Each record must be retyped in full. No character may differ.
[start Recorded data]
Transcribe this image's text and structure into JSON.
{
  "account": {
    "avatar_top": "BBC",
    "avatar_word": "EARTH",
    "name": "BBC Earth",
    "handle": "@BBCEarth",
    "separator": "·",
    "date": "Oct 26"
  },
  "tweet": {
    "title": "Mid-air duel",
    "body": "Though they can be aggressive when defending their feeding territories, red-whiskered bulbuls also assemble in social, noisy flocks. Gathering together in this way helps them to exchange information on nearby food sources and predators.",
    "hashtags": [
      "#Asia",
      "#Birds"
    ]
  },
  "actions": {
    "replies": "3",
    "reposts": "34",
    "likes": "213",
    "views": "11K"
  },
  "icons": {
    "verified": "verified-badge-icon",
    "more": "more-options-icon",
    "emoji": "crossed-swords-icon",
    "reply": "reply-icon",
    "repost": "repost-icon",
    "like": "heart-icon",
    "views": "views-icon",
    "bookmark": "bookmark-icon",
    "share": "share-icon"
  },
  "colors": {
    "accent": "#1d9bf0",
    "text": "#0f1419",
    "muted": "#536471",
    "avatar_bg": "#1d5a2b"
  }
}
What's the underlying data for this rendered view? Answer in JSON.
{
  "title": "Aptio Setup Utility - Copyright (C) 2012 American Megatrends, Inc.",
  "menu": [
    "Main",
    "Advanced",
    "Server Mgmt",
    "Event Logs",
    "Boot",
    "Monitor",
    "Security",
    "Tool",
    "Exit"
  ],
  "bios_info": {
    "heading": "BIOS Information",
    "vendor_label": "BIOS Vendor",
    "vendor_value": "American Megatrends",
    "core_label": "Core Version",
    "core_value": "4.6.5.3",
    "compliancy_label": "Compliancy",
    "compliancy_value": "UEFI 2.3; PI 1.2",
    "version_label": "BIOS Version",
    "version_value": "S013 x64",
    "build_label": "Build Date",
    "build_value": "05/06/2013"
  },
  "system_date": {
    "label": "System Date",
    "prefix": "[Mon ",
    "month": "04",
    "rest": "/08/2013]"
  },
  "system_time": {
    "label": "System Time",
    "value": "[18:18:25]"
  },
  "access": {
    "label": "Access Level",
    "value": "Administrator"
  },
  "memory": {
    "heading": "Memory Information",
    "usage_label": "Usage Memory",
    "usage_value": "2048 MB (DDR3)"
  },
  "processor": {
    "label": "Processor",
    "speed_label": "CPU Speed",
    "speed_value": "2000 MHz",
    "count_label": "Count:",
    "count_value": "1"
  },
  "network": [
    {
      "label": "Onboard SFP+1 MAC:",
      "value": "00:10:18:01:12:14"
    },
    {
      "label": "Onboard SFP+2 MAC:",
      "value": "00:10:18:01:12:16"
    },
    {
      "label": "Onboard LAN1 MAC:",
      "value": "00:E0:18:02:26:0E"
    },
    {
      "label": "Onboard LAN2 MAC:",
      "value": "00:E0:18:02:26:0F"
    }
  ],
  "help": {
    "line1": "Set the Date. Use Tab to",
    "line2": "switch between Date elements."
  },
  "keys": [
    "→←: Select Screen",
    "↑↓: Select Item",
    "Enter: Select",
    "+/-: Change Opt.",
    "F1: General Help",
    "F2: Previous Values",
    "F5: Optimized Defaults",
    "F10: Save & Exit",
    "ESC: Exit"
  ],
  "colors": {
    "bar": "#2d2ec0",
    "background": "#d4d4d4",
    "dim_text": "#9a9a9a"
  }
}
[end Recorded data]
■ Task answer:
Transcribe this image's text and structure into JSON.
{
  "account": {
    "avatar_top": "BBC",
    "avatar_word": "EARTH",
    "name": "BBC Earth",
    "handle": "@BBCEarth",
    "separator": "·",
    "date": "Oct 26"
  },
  "tweet": {
    "title": "Mid-air duel",
    "body": "Though they can be aggressive when defending their feeding territories, red-whiskered bulbuls also assemble in social, noisy flocks. Gathering together in this way helps them to exchange information on nearby food sources and predators.",
    "hashtags": [
      "#Asia",
      "#Birds"
    ]
  },
  "actions": {
    "replies": "3",
    "reposts": "34",
    "likes": "213",
    "views": "11K"
  },
  "icons": {
    "verified": "verified-badge-icon",
    "more": "more-options-icon",
    "emoji": "crossed-swords-icon",
    "reply": "reply-icon",
    "repost": "repost-icon",
    "like": "heart-icon",
    "views": "views-icon",
    "bookmark": "bookmark-icon",
    "share": "share-icon"
  },
  "colors": {
    "accent": "#1d9bf0",
    "text": "#0f1419",
    "muted": "#536471",
    "avatar_bg": "#1d5a2b"
  }
}
What's the underlying data for this rendered view? Answer in JSON.
{
  "title": "Aptio Setup Utility - Copyright (C) 2012 American Megatrends, Inc.",
  "menu": [
    "Main",
    "Advanced",
    "Server Mgmt",
    "Event Logs",
    "Boot",
    "Monitor",
    "Security",
    "Tool",
    "Exit"
  ],
  "bios_info": {
    "heading": "BIOS Information",
    "vendor_label": "BIOS Vendor",
    "vendor_value": "American Megatrends",
    "core_label": "Core Version",
    "core_value": "4.6.5.3",
    "compliancy_label": "Compliancy",
    "compliancy_value": "UEFI 2.3; PI 1.2",
    "version_label": "BIOS Version",
    "version_value": "S013 x64",
    "build_label": "Build Date",
    "build_value": "05/06/2013"
  },
  "system_date": {
    "label": "System Date",
    "prefix": "[Mon ",
    "month": "04",
    "rest": "/08/2013]"
  },
  "system_time": {
    "label": "System Time",
    "value": "[18:18:25]"
  },
  "access": {
    "label": "Access Level",
    "value": "Administrator"
  },
  "memory": {
    "heading": "Memory Information",
    "usage_label": "Usage Memory",
    "usage_value": "2048 MB (DDR3)"
  },
  "processor": {
    "label": "Processor",
    "speed_label": "CPU Speed",
    "speed_value": "2000 MHz",
    "count_label": "Count:",
    "count_value": "1"
  },
  "network": [
    {
      "label": "Onboard SFP+1 MAC:",
      "value": "00:10:18:01:12:14"
    },
    {
      "label": "Onboard SFP+2 MAC:",
      "value": "00:10:18:01:12:16"
    },
    {
      "label": "Onboard LAN1 MAC:",
      "value": "00:E0:18:02:26:0E"
    },
    {
      "label": "Onboard LAN2 MAC:",
      "value": "00:E0:18:02:26:0F"
    }
  ],
  "help": {
    "line1": "Set the Date. Use Tab to",
    "line2": "switch between Date elements."
  },
  "keys": [
    "→←: Select Screen",
    "↑↓: Select Item",
    "Enter: Select",
    "+/-: Change Opt.",
    "F1: General Help",
    "F2: Previous Values",
    "F5: Optimized Defaults",
    "F10: Save & Exit",
    "ESC: Exit"
  ],
  "colors": {
    "bar": "#2d2ec0",
    "background": "#d4d4d4",
    "dim_text": "#9a9a9a"
  }
}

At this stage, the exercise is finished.